> **WORK TO COMPLETE**
Find the word "content" in the listing; pull out each line holding it.

> **GIVEN DATA**

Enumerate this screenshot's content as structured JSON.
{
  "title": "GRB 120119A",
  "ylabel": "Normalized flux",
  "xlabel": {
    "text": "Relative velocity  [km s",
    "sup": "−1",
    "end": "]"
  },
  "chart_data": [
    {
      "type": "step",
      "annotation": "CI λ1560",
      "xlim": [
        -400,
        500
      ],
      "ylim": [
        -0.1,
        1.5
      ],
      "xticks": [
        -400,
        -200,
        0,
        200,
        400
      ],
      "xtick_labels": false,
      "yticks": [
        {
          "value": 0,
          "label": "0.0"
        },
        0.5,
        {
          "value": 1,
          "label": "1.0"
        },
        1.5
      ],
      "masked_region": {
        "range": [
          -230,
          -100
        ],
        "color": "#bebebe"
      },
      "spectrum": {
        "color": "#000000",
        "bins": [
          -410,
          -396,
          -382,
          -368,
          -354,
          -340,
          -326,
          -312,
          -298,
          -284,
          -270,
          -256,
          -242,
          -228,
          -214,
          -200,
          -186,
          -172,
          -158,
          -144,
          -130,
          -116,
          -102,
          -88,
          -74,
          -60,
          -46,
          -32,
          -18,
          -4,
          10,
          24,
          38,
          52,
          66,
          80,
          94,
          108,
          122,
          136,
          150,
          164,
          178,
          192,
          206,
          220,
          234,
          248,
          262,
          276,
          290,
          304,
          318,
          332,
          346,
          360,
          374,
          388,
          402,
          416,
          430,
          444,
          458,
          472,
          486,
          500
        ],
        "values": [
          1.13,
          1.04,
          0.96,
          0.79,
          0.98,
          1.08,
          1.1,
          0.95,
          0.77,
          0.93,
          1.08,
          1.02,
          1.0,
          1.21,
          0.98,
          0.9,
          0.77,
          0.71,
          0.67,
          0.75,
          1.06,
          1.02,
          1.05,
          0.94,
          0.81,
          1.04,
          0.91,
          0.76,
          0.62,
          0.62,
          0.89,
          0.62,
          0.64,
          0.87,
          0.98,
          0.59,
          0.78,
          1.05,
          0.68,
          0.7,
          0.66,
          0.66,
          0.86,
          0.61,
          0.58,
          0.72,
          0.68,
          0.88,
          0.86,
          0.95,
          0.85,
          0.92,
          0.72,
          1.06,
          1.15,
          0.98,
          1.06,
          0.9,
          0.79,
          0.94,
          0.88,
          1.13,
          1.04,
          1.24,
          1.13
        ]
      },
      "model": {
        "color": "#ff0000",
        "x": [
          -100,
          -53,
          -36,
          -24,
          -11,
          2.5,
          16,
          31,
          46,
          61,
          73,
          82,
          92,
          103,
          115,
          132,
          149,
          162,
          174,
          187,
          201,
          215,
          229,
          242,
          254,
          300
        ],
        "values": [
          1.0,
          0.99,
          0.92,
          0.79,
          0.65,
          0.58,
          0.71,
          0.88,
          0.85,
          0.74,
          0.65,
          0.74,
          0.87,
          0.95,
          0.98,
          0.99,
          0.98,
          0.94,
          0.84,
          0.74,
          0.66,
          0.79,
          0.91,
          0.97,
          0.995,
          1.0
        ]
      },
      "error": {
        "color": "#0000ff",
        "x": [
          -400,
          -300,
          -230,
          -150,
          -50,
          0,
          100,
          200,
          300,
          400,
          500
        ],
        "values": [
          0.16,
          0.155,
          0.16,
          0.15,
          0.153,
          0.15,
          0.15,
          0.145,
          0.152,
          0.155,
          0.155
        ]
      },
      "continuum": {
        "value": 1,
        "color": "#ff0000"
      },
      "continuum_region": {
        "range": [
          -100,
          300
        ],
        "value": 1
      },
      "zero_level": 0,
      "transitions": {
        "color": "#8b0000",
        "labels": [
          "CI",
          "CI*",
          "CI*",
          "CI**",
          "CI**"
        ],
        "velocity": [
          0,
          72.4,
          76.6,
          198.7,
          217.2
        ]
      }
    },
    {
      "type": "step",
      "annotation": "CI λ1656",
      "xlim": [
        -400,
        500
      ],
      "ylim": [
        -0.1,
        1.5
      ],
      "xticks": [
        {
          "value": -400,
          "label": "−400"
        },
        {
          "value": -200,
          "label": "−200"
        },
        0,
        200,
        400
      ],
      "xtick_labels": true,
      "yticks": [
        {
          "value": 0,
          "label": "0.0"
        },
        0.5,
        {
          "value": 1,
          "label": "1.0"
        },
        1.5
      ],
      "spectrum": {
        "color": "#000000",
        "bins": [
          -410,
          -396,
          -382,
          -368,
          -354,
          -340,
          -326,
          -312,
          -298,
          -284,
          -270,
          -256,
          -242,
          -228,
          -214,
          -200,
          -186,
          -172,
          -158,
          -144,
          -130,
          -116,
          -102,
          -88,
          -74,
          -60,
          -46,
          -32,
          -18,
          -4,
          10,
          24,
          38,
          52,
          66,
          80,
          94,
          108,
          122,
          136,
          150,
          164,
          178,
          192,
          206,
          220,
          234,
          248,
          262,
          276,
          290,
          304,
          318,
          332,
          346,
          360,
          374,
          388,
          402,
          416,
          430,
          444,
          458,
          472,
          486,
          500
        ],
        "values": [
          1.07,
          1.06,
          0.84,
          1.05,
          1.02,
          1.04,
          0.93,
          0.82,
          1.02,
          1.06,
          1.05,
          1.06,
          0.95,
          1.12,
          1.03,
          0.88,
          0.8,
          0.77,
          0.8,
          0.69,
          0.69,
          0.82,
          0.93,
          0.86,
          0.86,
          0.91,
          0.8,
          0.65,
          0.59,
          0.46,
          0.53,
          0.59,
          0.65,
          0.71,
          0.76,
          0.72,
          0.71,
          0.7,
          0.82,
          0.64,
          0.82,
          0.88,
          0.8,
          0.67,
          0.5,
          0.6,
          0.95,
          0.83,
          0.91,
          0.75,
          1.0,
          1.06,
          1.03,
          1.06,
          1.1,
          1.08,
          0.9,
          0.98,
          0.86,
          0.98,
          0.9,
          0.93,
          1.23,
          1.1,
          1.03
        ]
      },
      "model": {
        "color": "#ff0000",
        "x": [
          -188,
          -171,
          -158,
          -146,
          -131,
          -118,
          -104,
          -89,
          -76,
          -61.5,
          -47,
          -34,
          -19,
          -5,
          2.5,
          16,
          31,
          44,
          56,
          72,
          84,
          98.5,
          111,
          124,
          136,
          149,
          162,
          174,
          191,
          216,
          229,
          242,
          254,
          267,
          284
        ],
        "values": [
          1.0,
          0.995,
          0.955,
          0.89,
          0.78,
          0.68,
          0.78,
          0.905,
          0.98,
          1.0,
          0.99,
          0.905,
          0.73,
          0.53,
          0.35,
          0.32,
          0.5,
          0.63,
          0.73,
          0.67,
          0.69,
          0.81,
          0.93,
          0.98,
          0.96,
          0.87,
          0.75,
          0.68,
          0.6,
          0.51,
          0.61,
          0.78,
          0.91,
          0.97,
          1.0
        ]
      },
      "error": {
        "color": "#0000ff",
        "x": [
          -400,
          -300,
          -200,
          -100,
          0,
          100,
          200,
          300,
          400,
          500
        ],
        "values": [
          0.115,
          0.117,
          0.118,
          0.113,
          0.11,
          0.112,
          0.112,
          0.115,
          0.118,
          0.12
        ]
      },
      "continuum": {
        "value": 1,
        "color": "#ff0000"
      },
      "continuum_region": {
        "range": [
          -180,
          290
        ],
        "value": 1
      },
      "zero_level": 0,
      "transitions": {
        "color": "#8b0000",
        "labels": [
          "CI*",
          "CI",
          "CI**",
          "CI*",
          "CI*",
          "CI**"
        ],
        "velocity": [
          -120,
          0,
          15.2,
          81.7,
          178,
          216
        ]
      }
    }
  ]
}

==

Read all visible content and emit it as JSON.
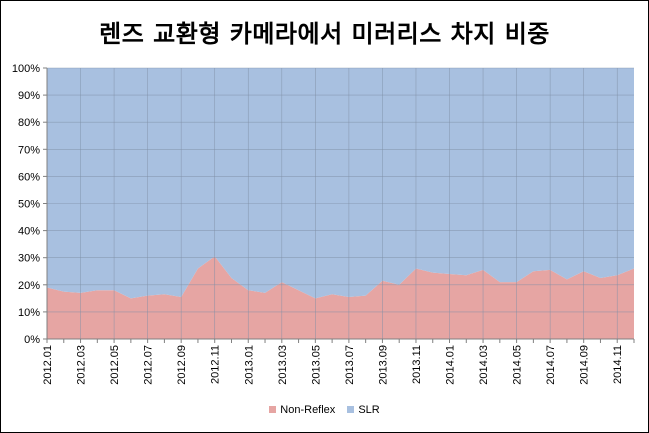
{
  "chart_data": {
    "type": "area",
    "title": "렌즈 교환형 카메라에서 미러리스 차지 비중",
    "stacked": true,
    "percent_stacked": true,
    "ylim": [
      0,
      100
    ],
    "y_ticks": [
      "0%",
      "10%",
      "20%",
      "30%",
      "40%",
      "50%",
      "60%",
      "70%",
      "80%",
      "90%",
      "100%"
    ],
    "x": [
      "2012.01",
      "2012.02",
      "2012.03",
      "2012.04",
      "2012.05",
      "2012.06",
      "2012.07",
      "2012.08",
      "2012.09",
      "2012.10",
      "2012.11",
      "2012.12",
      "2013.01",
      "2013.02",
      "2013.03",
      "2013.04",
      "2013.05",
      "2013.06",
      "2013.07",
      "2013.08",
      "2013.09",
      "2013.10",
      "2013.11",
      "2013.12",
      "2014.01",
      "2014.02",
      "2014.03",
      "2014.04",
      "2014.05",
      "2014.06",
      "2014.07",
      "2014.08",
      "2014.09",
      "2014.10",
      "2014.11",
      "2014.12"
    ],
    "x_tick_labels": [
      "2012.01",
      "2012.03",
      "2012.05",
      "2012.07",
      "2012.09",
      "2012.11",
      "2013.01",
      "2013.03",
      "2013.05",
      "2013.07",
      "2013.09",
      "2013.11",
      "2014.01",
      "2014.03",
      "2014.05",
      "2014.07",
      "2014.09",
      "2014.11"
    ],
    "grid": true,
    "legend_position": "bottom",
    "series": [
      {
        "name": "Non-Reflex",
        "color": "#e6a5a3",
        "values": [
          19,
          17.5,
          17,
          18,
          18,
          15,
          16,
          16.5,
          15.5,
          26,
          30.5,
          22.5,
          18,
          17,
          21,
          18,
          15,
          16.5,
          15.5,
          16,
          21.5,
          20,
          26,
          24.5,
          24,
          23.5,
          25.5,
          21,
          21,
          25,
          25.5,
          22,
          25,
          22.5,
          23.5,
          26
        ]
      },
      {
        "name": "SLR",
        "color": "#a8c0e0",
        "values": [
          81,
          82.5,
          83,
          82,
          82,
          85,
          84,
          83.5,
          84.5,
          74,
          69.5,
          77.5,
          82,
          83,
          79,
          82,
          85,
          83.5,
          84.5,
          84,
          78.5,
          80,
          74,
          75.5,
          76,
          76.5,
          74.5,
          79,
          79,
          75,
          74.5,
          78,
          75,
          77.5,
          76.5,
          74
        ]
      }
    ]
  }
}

> **THE SOLUTION**
Enumerate this screenshot's content as structured JSON.
Read all visible content and emit it as JSON.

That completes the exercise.